### Records supplied
[start]

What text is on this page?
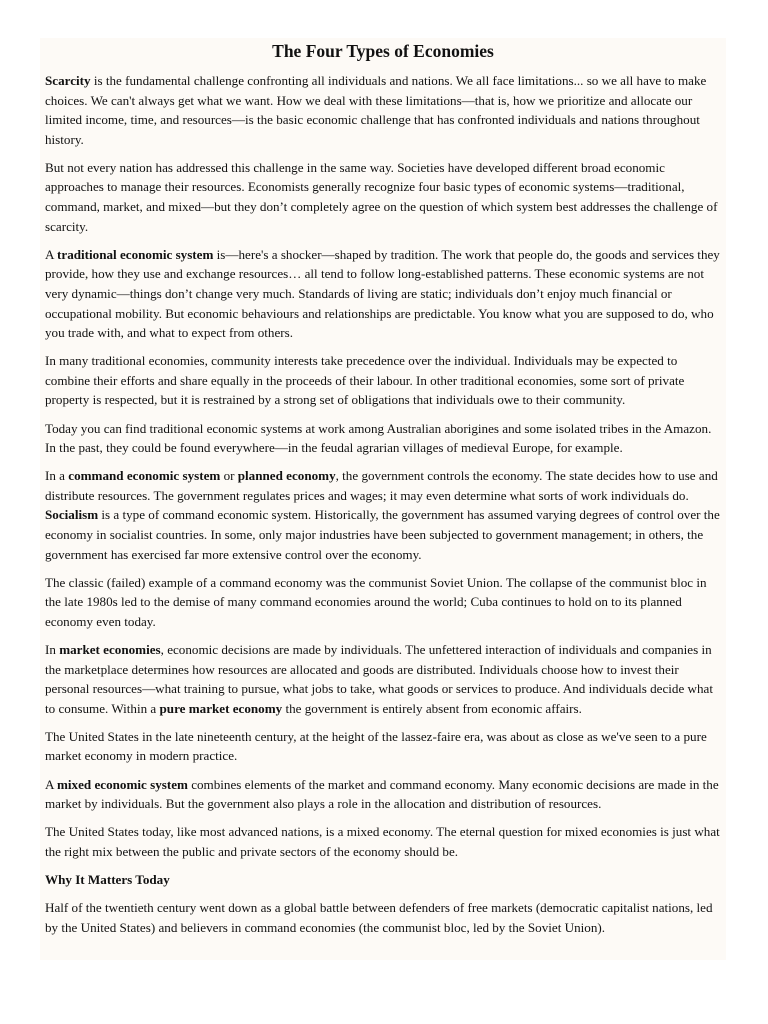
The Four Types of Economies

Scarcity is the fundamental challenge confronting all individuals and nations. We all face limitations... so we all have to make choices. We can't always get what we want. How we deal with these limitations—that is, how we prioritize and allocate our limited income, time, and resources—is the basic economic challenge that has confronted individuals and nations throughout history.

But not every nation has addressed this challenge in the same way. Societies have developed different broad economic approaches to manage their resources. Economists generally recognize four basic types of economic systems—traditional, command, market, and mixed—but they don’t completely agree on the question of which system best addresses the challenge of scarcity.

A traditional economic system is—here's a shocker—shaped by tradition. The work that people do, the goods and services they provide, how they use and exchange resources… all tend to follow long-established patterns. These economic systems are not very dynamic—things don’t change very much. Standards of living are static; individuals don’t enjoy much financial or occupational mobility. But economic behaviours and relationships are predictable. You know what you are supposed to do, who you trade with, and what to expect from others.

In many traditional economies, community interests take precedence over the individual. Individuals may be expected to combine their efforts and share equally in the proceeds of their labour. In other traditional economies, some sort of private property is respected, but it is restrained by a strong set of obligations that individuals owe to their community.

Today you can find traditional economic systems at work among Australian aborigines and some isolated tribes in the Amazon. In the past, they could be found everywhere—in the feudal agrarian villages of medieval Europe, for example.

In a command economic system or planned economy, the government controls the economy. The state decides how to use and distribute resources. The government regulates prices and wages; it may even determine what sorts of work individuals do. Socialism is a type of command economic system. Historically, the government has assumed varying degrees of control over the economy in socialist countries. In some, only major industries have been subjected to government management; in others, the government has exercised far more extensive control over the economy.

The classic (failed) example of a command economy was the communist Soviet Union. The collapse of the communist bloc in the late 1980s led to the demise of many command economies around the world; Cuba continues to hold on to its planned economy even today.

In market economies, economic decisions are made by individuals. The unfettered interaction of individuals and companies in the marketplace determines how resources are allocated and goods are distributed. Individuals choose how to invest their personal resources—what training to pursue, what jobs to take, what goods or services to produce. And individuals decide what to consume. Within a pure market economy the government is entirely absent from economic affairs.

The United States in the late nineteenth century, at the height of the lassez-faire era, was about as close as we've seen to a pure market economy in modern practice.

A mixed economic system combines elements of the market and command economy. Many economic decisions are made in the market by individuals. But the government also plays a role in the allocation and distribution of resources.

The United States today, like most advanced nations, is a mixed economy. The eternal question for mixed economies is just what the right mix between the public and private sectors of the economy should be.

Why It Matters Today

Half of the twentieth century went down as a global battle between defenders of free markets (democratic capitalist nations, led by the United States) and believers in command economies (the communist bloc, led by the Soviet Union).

[end]
[start]

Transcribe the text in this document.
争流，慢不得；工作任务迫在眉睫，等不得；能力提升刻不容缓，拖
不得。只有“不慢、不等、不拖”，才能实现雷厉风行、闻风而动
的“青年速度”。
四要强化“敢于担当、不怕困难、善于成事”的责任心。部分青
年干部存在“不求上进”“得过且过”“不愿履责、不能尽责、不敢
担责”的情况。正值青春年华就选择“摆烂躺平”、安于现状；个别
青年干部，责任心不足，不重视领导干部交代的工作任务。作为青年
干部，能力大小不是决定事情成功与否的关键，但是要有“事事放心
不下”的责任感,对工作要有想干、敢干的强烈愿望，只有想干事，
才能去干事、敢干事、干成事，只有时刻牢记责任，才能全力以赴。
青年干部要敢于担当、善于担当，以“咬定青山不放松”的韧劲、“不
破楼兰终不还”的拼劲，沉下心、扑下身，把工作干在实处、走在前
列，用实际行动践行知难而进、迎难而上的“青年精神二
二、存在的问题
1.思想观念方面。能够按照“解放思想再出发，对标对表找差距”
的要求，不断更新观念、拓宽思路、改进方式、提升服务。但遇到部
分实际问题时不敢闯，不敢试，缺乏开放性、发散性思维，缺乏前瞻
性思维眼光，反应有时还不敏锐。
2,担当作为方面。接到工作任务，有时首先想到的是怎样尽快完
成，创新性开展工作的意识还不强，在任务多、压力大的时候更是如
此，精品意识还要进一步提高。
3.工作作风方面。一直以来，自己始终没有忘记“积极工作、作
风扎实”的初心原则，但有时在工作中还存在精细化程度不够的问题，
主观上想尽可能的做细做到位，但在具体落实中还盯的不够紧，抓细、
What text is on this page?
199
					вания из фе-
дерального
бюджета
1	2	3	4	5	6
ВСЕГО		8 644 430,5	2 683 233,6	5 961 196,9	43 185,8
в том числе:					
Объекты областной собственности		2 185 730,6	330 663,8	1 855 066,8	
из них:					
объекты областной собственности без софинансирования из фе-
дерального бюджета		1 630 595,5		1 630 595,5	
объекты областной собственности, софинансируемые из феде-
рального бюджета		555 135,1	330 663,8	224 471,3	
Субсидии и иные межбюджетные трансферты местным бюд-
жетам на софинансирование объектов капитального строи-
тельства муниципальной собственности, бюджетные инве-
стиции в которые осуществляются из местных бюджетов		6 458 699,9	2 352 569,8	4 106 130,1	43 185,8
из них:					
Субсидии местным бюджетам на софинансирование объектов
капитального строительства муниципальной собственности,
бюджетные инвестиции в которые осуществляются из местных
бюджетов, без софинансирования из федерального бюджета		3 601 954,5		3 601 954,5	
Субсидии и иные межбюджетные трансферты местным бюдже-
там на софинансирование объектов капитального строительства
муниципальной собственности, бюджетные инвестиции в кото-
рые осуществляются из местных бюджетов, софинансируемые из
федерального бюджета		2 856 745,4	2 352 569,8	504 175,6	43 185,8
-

[end]

### Directions
Where a line in the entries holds the word "местным", copy that line.

### Full solution
Субсидии и иные межбюджетные трансферты местным бюд-
Субсидии местным бюджетам на софинансирование объектов
Субсидии и иные межбюджетные трансферты местным бюдже-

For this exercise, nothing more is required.